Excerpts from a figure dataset

==============================

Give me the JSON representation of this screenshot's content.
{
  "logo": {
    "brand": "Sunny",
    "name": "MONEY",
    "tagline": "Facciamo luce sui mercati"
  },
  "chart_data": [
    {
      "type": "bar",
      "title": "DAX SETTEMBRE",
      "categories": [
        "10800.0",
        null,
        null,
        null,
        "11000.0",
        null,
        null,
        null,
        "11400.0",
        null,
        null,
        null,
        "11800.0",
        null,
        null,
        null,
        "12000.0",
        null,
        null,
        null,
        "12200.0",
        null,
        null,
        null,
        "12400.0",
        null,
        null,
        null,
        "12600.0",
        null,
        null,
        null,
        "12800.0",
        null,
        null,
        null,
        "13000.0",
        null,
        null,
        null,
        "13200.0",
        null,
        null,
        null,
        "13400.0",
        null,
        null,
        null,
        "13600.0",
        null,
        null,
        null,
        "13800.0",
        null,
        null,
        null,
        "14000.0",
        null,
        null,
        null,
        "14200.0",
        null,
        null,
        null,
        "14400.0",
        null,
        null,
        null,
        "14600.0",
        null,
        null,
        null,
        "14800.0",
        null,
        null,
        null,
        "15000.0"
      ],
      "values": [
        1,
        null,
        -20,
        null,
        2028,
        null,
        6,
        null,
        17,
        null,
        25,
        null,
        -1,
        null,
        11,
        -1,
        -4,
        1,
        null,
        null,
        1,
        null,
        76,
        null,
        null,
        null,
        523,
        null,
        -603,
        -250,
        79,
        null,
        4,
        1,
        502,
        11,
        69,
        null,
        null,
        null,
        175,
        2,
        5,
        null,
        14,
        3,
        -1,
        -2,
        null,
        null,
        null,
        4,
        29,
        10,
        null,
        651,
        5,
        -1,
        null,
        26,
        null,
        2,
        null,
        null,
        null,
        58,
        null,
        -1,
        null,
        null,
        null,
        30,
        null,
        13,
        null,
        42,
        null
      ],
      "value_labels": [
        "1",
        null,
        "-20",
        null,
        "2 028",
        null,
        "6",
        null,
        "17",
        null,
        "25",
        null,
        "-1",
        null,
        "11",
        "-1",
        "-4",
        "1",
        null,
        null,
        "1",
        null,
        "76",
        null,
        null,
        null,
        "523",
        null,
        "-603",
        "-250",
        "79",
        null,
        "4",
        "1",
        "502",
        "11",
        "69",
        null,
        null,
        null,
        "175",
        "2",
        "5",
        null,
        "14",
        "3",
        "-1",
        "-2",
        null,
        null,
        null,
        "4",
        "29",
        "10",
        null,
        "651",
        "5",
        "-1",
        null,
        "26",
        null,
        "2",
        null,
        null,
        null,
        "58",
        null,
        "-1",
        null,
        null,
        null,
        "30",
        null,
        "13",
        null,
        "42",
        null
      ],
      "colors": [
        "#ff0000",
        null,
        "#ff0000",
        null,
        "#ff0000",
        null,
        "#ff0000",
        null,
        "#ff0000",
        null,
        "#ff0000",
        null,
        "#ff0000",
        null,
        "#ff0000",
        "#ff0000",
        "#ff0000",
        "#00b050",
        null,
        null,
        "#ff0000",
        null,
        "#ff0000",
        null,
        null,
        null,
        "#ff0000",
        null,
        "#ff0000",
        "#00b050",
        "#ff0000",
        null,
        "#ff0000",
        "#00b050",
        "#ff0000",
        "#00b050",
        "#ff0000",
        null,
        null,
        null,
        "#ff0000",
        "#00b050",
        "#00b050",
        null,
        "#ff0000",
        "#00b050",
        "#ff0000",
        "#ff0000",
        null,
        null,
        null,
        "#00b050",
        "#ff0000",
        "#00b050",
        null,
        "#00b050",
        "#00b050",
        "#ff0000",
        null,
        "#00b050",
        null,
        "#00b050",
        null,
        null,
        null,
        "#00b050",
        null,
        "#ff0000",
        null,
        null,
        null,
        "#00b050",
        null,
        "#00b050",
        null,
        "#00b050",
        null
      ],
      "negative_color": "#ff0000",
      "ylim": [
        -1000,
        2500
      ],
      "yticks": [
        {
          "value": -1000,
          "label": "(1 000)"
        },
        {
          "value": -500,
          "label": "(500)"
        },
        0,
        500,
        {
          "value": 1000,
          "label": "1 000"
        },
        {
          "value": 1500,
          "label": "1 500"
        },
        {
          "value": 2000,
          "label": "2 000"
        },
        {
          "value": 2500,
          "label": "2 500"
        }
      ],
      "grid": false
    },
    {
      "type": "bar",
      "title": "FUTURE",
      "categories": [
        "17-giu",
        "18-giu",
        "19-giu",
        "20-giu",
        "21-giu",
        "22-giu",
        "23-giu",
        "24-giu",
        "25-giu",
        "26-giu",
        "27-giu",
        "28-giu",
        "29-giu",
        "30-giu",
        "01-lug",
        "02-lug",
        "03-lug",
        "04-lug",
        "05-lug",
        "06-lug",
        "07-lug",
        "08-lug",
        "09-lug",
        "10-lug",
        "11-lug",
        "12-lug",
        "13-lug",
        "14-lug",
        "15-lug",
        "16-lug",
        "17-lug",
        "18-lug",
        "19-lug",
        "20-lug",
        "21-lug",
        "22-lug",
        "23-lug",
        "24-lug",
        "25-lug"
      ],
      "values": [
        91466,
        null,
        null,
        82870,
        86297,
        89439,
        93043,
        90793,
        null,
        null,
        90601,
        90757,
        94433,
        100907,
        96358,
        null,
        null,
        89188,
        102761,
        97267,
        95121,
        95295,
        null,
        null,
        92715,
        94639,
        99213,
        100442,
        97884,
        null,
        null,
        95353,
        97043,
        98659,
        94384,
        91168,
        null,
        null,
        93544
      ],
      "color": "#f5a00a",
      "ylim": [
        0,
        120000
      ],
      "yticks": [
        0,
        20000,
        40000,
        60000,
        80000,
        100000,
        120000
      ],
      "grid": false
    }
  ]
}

==============================

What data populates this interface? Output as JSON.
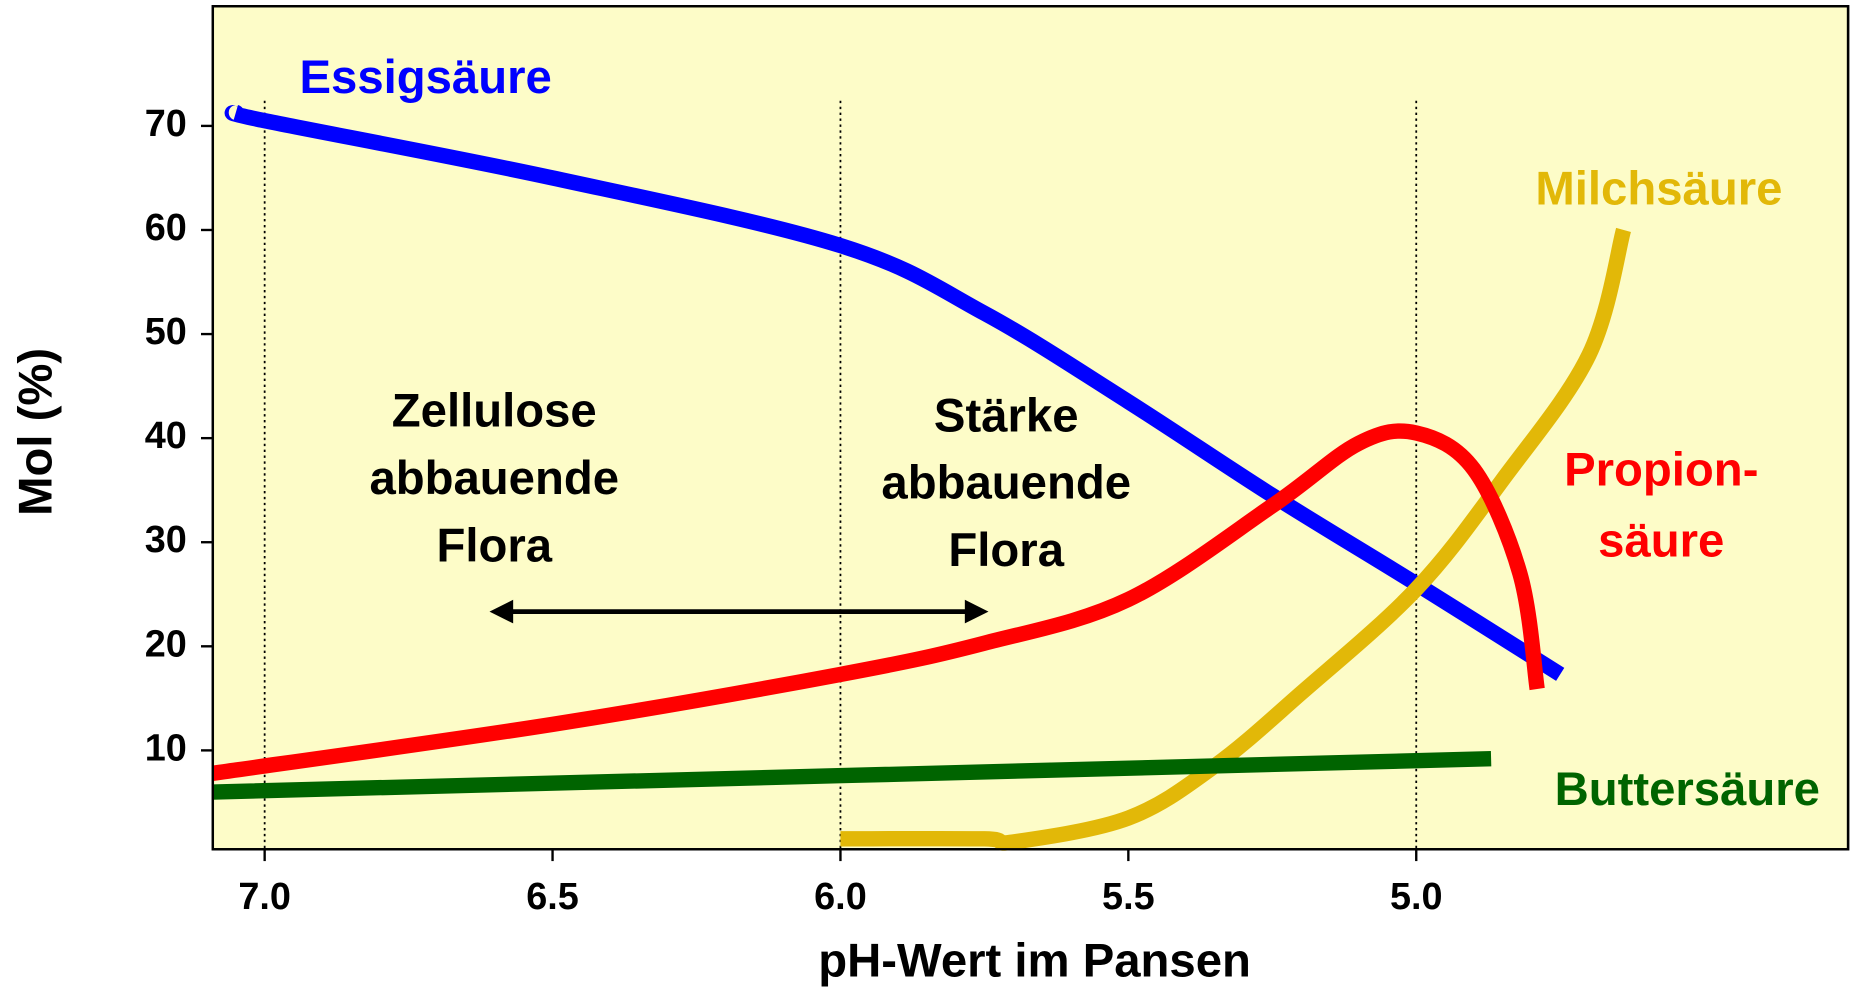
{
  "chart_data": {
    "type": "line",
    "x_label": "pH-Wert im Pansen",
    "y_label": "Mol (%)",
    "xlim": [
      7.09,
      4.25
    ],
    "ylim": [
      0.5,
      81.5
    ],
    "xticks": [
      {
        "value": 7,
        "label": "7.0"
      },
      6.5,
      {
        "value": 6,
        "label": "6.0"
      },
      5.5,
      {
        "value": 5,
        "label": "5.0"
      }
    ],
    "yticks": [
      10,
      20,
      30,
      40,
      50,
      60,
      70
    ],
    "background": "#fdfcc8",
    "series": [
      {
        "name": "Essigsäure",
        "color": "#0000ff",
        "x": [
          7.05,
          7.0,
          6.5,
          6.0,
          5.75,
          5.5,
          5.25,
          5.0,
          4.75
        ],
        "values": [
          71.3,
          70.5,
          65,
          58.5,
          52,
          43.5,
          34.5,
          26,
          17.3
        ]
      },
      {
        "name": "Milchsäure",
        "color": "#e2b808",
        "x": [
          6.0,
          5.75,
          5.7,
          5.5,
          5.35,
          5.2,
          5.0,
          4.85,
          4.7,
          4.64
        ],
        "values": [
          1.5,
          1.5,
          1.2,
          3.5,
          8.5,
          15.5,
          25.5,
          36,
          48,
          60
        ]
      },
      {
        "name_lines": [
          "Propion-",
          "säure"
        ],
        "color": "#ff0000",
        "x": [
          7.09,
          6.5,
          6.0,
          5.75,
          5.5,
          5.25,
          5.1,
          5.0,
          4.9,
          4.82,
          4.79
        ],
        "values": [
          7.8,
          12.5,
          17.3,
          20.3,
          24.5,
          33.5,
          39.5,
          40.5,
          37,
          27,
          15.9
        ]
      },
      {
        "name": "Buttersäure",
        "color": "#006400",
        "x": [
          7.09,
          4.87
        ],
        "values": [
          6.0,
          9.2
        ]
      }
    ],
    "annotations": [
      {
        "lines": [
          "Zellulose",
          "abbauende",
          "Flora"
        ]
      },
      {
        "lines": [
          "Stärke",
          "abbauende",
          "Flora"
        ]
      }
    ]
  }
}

==============================

Goal: Tally how many lines of the records hold the word "this". Answer with the number only.

Written solution: 2